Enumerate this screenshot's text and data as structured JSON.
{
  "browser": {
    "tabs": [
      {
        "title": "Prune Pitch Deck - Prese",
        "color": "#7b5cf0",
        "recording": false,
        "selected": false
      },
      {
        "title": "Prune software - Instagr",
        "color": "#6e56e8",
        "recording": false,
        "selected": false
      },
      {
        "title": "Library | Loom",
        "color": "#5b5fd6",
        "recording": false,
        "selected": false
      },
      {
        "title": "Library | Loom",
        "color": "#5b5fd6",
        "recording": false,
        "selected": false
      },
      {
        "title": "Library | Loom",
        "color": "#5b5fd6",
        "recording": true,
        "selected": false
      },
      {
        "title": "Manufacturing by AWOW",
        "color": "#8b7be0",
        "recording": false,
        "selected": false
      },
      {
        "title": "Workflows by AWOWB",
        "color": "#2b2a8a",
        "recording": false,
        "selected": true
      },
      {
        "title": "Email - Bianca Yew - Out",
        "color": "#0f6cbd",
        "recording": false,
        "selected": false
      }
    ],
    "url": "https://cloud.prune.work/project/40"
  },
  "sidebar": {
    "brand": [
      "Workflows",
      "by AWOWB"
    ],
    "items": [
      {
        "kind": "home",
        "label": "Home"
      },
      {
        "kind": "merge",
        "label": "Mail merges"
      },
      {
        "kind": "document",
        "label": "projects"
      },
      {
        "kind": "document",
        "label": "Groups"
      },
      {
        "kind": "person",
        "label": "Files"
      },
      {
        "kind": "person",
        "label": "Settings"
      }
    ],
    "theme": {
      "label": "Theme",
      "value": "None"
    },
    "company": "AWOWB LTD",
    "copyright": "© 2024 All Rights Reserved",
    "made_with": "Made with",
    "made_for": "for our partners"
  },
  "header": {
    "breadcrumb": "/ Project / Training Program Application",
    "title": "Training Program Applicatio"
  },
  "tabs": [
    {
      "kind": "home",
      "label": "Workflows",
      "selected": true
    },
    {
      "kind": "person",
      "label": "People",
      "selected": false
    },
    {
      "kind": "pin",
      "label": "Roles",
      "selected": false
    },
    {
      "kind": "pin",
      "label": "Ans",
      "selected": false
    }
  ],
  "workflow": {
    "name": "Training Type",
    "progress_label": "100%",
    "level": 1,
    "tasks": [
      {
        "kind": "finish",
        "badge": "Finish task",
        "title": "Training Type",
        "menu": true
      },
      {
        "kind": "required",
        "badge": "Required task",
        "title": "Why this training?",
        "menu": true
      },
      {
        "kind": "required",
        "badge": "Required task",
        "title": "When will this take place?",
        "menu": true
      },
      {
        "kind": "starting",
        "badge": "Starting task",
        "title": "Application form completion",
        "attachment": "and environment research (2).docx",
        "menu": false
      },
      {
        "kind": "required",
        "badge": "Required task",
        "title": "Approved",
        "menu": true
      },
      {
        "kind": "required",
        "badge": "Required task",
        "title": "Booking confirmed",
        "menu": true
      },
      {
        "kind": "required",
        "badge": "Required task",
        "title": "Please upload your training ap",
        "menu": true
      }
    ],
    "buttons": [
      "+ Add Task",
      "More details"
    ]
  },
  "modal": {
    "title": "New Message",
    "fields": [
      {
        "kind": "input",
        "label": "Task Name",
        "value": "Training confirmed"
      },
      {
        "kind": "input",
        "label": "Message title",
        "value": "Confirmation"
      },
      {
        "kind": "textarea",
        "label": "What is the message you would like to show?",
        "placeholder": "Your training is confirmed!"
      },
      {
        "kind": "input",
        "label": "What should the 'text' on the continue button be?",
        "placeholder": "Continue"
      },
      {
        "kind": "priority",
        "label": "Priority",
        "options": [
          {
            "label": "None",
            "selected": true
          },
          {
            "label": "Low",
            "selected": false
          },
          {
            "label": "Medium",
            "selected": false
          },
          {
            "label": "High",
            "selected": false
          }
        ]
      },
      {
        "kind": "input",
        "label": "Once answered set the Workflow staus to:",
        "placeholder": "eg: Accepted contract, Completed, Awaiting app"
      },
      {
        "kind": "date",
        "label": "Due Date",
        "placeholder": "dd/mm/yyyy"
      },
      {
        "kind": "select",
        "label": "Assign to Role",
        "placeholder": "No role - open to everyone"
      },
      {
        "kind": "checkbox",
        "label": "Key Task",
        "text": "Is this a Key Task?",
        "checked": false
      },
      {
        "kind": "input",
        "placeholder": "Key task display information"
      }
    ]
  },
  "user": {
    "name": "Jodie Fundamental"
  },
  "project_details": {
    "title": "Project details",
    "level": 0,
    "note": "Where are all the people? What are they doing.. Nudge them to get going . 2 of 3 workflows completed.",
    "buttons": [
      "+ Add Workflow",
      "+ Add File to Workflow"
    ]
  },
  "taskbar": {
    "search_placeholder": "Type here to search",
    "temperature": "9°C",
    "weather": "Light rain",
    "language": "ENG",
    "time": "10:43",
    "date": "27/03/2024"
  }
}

::::

Exercise prompt: Every record should be given again exactly.

Answer below:
Enumerate this screenshot's text and data as structured JSON.
{
  "browser": {
    "tabs": [
      {
        "title": "Prune Pitch Deck - Prese",
        "color": "#7b5cf0",
        "recording": false,
        "selected": false
      },
      {
        "title": "Prune software - Instagr",
        "color": "#6e56e8",
        "recording": false,
        "selected": false
      },
      {
        "title": "Library | Loom",
        "color": "#5b5fd6",
        "recording": false,
        "selected": false
      },
      {
        "title": "Library | Loom",
        "color": "#5b5fd6",
        "recording": false,
        "selected": false
      },
      {
        "title": "Library | Loom",
        "color": "#5b5fd6",
        "recording": true,
        "selected": false
      },
      {
        "title": "Manufacturing by AWOW",
        "color": "#8b7be0",
        "recording": false,
        "selected": false
      },
      {
        "title": "Workflows by AWOWB",
        "color": "#2b2a8a",
        "recording": false,
        "selected": true
      },
      {
        "title": "Email - Bianca Yew - Out",
        "color": "#0f6cbd",
        "recording": false,
        "selected": false
      }
    ],
    "url": "https://cloud.prune.work/project/40"
  },
  "sidebar": {
    "brand": [
      "Workflows",
      "by AWOWB"
    ],
    "items": [
      {
        "kind": "home",
        "label": "Home"
      },
      {
        "kind": "merge",
        "label": "Mail merges"
      },
      {
        "kind": "document",
        "label": "projects"
      },
      {
        "kind": "document",
        "label": "Groups"
      },
      {
        "kind": "person",
        "label": "Files"
      },
      {
        "kind": "person",
        "label": "Settings"
      }
    ],
    "theme": {
      "label": "Theme",
      "value": "None"
    },
    "company": "AWOWB LTD",
    "copyright": "© 2024 All Rights Reserved",
    "made_with": "Made with",
    "made_for": "for our partners"
  },
  "header": {
    "breadcrumb": "/ Project / Training Program Application",
    "title": "Training Program Applicatio"
  },
  "tabs": [
    {
      "kind": "home",
      "label": "Workflows",
      "selected": true
    },
    {
      "kind": "person",
      "label": "People",
      "selected": false
    },
    {
      "kind": "pin",
      "label": "Roles",
      "selected": false
    },
    {
      "kind": "pin",
      "label": "Ans",
      "selected": false
    }
  ],
  "workflow": {
    "name": "Training Type",
    "progress_label": "100%",
    "level": 1,
    "tasks": [
      {
        "kind": "finish",
        "badge": "Finish task",
        "title": "Training Type",
        "menu": true
      },
      {
        "kind": "required",
        "badge": "Required task",
        "title": "Why this training?",
        "menu": true
      },
      {
        "kind": "required",
        "badge": "Required task",
        "title": "When will this take place?",
        "menu": true
      },
      {
        "kind": "starting",
        "badge": "Starting task",
        "title": "Application form completion",
        "attachment": "and environment research (2).docx",
        "menu": false
      },
      {
        "kind": "required",
        "badge": "Required task",
        "title": "Approved",
        "menu": true
      },
      {
        "kind": "required",
        "badge": "Required task",
        "title": "Booking confirmed",
        "menu": true
      },
      {
        "kind": "required",
        "badge": "Required task",
        "title": "Please upload your training ap",
        "menu": true
      }
    ],
    "buttons": [
      "+ Add Task",
      "More details"
    ]
  },
  "modal": {
    "title": "New Message",
    "fields": [
      {
        "kind": "input",
        "label": "Task Name",
        "value": "Training confirmed"
      },
      {
        "kind": "input",
        "label": "Message title",
        "value": "Confirmation"
      },
      {
        "kind": "textarea",
        "label": "What is the message you would like to show?",
        "placeholder": "Your training is confirmed!"
      },
      {
        "kind": "input",
        "label": "What should the 'text' on the continue button be?",
        "placeholder": "Continue"
      },
      {
        "kind": "priority",
        "label": "Priority",
        "options": [
          {
            "label": "None",
            "selected": true
          },
          {
            "label": "Low",
            "selected": false
          },
          {
            "label": "Medium",
            "selected": false
          },
          {
            "label": "High",
            "selected": false
          }
        ]
      },
      {
        "kind": "input",
        "label": "Once answered set the Workflow staus to:",
        "placeholder": "eg: Accepted contract, Completed, Awaiting app"
      },
      {
        "kind": "date",
        "label": "Due Date",
        "placeholder": "dd/mm/yyyy"
      },
      {
        "kind": "select",
        "label": "Assign to Role",
        "placeholder": "No role - open to everyone"
      },
      {
        "kind": "checkbox",
        "label": "Key Task",
        "text": "Is this a Key Task?",
        "checked": false
      },
      {
        "kind": "input",
        "placeholder": "Key task display information"
      }
    ]
  },
  "user": {
    "name": "Jodie Fundamental"
  },
  "project_details": {
    "title": "Project details",
    "level": 0,
    "note": "Where are all the people? What are they doing.. Nudge them to get going . 2 of 3 workflows completed.",
    "buttons": [
      "+ Add Workflow",
      "+ Add File to Workflow"
    ]
  },
  "taskbar": {
    "search_placeholder": "Type here to search",
    "temperature": "9°C",
    "weather": "Light rain",
    "language": "ENG",
    "time": "10:43",
    "date": "27/03/2024"
  }
}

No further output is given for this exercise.